| RAW RECORDS |
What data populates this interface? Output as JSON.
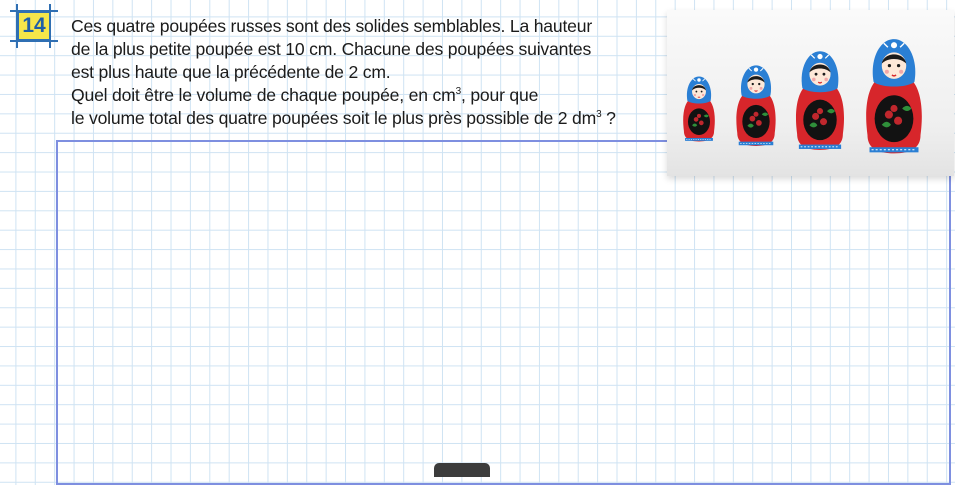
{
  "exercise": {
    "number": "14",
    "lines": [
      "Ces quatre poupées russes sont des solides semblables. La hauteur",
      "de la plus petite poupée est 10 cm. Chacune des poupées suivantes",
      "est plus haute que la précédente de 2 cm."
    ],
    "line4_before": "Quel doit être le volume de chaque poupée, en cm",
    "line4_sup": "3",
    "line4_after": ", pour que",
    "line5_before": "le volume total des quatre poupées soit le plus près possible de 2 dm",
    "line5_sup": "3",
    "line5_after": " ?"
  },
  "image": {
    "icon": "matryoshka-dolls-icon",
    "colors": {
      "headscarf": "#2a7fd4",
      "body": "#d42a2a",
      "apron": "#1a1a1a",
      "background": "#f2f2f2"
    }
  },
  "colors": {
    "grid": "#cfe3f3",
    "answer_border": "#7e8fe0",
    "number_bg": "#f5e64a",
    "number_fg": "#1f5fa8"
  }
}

| EXERCISE |
Except for the pictures, reproduce every line exactly.

| SOLUTION TO THIS TASK |
What data populates this interface? Output as JSON.
{
  "exercise": {
    "number": "14",
    "lines": [
      "Ces quatre poupées russes sont des solides semblables. La hauteur",
      "de la plus petite poupée est 10 cm. Chacune des poupées suivantes",
      "est plus haute que la précédente de 2 cm."
    ],
    "line4_before": "Quel doit être le volume de chaque poupée, en cm",
    "line4_sup": "3",
    "line4_after": ", pour que",
    "line5_before": "le volume total des quatre poupées soit le plus près possible de 2 dm",
    "line5_sup": "3",
    "line5_after": " ?"
  },
  "image": {
    "icon": "matryoshka-dolls-icon",
    "colors": {
      "headscarf": "#2a7fd4",
      "body": "#d42a2a",
      "apron": "#1a1a1a",
      "background": "#f2f2f2"
    }
  },
  "colors": {
    "grid": "#cfe3f3",
    "answer_border": "#7e8fe0",
    "number_bg": "#f5e64a",
    "number_fg": "#1f5fa8"
  }
}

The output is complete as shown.